Stored records
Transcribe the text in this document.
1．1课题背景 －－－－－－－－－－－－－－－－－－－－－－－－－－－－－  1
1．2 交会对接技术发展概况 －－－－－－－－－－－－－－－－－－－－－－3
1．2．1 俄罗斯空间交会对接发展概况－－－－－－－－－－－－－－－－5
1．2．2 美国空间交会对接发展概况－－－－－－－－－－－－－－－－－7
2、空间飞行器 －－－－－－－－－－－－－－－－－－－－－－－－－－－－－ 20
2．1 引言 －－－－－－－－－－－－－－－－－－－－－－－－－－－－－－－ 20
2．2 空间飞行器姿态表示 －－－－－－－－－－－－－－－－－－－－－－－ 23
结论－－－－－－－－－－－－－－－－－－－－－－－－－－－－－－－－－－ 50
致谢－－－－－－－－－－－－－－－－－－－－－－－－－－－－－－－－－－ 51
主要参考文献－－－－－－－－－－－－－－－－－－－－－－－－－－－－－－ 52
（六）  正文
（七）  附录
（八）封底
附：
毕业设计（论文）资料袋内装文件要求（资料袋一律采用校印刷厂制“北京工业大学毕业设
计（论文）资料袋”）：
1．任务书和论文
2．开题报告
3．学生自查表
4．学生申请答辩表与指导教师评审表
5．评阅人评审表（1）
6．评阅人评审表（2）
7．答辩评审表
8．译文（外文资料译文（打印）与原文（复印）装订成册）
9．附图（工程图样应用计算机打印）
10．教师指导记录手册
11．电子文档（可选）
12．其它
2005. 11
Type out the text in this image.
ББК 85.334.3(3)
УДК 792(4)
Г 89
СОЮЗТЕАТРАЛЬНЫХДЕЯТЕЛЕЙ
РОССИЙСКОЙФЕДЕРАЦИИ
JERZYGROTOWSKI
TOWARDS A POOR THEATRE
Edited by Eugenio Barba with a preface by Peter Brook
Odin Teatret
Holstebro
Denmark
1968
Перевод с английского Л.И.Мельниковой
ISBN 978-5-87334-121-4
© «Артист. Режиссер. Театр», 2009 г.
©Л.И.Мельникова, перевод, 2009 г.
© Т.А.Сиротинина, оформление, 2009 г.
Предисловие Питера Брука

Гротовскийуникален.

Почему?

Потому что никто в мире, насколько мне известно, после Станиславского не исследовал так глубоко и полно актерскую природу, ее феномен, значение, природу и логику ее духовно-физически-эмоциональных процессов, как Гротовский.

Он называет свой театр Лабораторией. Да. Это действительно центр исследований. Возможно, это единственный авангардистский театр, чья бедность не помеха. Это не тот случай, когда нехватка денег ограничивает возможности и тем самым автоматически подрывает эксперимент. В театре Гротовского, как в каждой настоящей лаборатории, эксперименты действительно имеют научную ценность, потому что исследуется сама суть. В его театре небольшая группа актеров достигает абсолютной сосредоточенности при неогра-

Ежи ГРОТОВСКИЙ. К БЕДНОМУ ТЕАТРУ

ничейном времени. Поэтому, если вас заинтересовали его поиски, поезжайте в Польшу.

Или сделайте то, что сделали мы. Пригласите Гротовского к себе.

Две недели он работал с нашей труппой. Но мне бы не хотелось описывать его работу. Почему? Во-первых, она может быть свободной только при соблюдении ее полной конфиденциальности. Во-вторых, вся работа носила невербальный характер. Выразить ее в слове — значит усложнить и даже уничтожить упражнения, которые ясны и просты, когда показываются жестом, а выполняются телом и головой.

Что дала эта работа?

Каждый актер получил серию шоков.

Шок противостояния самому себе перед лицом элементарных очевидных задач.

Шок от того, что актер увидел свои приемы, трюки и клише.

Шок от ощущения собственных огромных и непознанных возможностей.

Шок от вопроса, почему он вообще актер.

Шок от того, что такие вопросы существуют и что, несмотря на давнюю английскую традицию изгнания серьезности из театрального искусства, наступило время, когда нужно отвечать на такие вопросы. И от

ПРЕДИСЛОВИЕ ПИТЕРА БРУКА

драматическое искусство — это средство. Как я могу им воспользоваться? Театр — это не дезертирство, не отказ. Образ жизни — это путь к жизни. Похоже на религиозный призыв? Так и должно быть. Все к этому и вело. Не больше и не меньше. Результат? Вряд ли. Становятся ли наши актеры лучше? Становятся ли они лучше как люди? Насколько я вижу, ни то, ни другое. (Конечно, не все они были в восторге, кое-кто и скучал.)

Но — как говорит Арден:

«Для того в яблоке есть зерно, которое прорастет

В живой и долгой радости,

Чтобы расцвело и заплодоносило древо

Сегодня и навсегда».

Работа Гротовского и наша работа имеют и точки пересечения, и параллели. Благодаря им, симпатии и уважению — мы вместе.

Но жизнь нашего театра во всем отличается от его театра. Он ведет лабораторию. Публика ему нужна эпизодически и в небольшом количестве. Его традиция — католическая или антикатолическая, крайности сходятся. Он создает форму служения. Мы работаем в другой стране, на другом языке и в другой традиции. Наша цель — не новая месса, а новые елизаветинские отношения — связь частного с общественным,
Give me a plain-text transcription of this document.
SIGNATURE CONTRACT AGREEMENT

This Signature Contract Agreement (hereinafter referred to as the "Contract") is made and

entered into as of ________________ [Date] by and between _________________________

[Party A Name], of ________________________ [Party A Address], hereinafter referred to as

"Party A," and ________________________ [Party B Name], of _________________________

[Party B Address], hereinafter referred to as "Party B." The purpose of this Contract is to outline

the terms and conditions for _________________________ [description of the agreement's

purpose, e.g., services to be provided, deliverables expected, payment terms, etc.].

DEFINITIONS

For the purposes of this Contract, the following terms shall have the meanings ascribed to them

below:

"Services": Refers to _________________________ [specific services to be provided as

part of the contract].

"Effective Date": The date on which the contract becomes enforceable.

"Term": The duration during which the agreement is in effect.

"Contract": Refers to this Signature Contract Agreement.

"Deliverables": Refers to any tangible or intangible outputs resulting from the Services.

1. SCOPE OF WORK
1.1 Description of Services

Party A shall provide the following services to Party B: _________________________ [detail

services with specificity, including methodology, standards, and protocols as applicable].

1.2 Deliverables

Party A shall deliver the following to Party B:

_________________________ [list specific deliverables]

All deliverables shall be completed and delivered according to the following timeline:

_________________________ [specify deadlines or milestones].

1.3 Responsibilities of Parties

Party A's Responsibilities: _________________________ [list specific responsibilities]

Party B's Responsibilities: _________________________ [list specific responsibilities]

:: Aim of the task ::
Would you reproduce all the entries exactly?

:: Written answer ::
Transcribe the text in this document.
1．1课题背景 －－－－－－－－－－－－－－－－－－－－－－－－－－－－－  1
1．2 交会对接技术发展概况 －－－－－－－－－－－－－－－－－－－－－－3
1．2．1 俄罗斯空间交会对接发展概况－－－－－－－－－－－－－－－－5
1．2．2 美国空间交会对接发展概况－－－－－－－－－－－－－－－－－7
2、空间飞行器 －－－－－－－－－－－－－－－－－－－－－－－－－－－－－ 20
2．1 引言 －－－－－－－－－－－－－－－－－－－－－－－－－－－－－－－ 20
2．2 空间飞行器姿态表示 －－－－－－－－－－－－－－－－－－－－－－－ 23
结论－－－－－－－－－－－－－－－－－－－－－－－－－－－－－－－－－－ 50
致谢－－－－－－－－－－－－－－－－－－－－－－－－－－－－－－－－－－ 51
主要参考文献－－－－－－－－－－－－－－－－－－－－－－－－－－－－－－ 52
（六）  正文
（七）  附录
（八）封底
附：
毕业设计（论文）资料袋内装文件要求（资料袋一律采用校印刷厂制“北京工业大学毕业设
计（论文）资料袋”）：
1．任务书和论文
2．开题报告
3．学生自查表
4．学生申请答辩表与指导教师评审表
5．评阅人评审表（1）
6．评阅人评审表（2）
7．答辩评审表
8．译文（外文资料译文（打印）与原文（复印）装订成册）
9．附图（工程图样应用计算机打印）
10．教师指导记录手册
11．电子文档（可选）
12．其它
2005. 11
Type out the text in this image.
ББК 85.334.3(3)
УДК 792(4)
Г 89
СОЮЗТЕАТРАЛЬНЫХДЕЯТЕЛЕЙ
РОССИЙСКОЙФЕДЕРАЦИИ
JERZYGROTOWSKI
TOWARDS A POOR THEATRE
Edited by Eugenio Barba with a preface by Peter Brook
Odin Teatret
Holstebro
Denmark
1968
Перевод с английского Л.И.Мельниковой
ISBN 978-5-87334-121-4
© «Артист. Режиссер. Театр», 2009 г.
©Л.И.Мельникова, перевод, 2009 г.
© Т.А.Сиротинина, оформление, 2009 г.
Предисловие Питера Брука

Гротовскийуникален.

Почему?

Потому что никто в мире, насколько мне известно, после Станиславского не исследовал так глубоко и полно актерскую природу, ее феномен, значение, природу и логику ее духовно-физически-эмоциональных процессов, как Гротовский.

Он называет свой театр Лабораторией. Да. Это действительно центр исследований. Возможно, это единственный авангардистский театр, чья бедность не помеха. Это не тот случай, когда нехватка денег ограничивает возможности и тем самым автоматически подрывает эксперимент. В театре Гротовского, как в каждой настоящей лаборатории, эксперименты действительно имеют научную ценность, потому что исследуется сама суть. В его театре небольшая группа актеров достигает абсолютной сосредоточенности при неогра-

Ежи ГРОТОВСКИЙ. К БЕДНОМУ ТЕАТРУ

ничейном времени. Поэтому, если вас заинтересовали его поиски, поезжайте в Польшу.

Или сделайте то, что сделали мы. Пригласите Гротовского к себе.

Две недели он работал с нашей труппой. Но мне бы не хотелось описывать его работу. Почему? Во-первых, она может быть свободной только при соблюдении ее полной конфиденциальности. Во-вторых, вся работа носила невербальный характер. Выразить ее в слове — значит усложнить и даже уничтожить упражнения, которые ясны и просты, когда показываются жестом, а выполняются телом и головой.

Что дала эта работа?

Каждый актер получил серию шоков.

Шок противостояния самому себе перед лицом элементарных очевидных задач.

Шок от того, что актер увидел свои приемы, трюки и клише.

Шок от ощущения собственных огромных и непознанных возможностей.

Шок от вопроса, почему он вообще актер.

Шок от того, что такие вопросы существуют и что, несмотря на давнюю английскую традицию изгнания серьезности из театрального искусства, наступило время, когда нужно отвечать на такие вопросы. И от

ПРЕДИСЛОВИЕ ПИТЕРА БРУКА

драматическое искусство — это средство. Как я могу им воспользоваться? Театр — это не дезертирство, не отказ. Образ жизни — это путь к жизни. Похоже на религиозный призыв? Так и должно быть. Все к этому и вело. Не больше и не меньше. Результат? Вряд ли. Становятся ли наши актеры лучше? Становятся ли они лучше как люди? Насколько я вижу, ни то, ни другое. (Конечно, не все они были в восторге, кое-кто и скучал.)

Но — как говорит Арден:

«Для того в яблоке есть зерно, которое прорастет

В живой и долгой радости,

Чтобы расцвело и заплодоносило древо

Сегодня и навсегда».

Работа Гротовского и наша работа имеют и точки пересечения, и параллели. Благодаря им, симпатии и уважению — мы вместе.

Но жизнь нашего театра во всем отличается от его театра. Он ведет лабораторию. Публика ему нужна эпизодически и в небольшом количестве. Его традиция — католическая или антикатолическая, крайности сходятся. Он создает форму служения. Мы работаем в другой стране, на другом языке и в другой традиции. Наша цель — не новая месса, а новые елизаветинские отношения — связь частного с общественным,
Give me a plain-text transcription of this document.
SIGNATURE CONTRACT AGREEMENT

This Signature Contract Agreement (hereinafter referred to as the "Contract") is made and

entered into as of ________________ [Date] by and between _________________________

[Party A Name], of ________________________ [Party A Address], hereinafter referred to as

"Party A," and ________________________ [Party B Name], of _________________________

[Party B Address], hereinafter referred to as "Party B." The purpose of this Contract is to outline

the terms and conditions for _________________________ [description of the agreement's

purpose, e.g., services to be provided, deliverables expected, payment terms, etc.].

DEFINITIONS

For the purposes of this Contract, the following terms shall have the meanings ascribed to them

below:

"Services": Refers to _________________________ [specific services to be provided as

part of the contract].

"Effective Date": The date on which the contract becomes enforceable.

"Term": The duration during which the agreement is in effect.

"Contract": Refers to this Signature Contract Agreement.

"Deliverables": Refers to any tangible or intangible outputs resulting from the Services.

1. SCOPE OF WORK
1.1 Description of Services

Party A shall provide the following services to Party B: _________________________ [detail

services with specificity, including methodology, standards, and protocols as applicable].

1.2 Deliverables

Party A shall deliver the following to Party B:

_________________________ [list specific deliverables]

All deliverables shall be completed and delivered according to the following timeline:

_________________________ [specify deadlines or milestones].

1.3 Responsibilities of Parties

Party A's Responsibilities: _________________________ [list specific responsibilities]

Party B's Responsibilities: _________________________ [list specific responsibilities]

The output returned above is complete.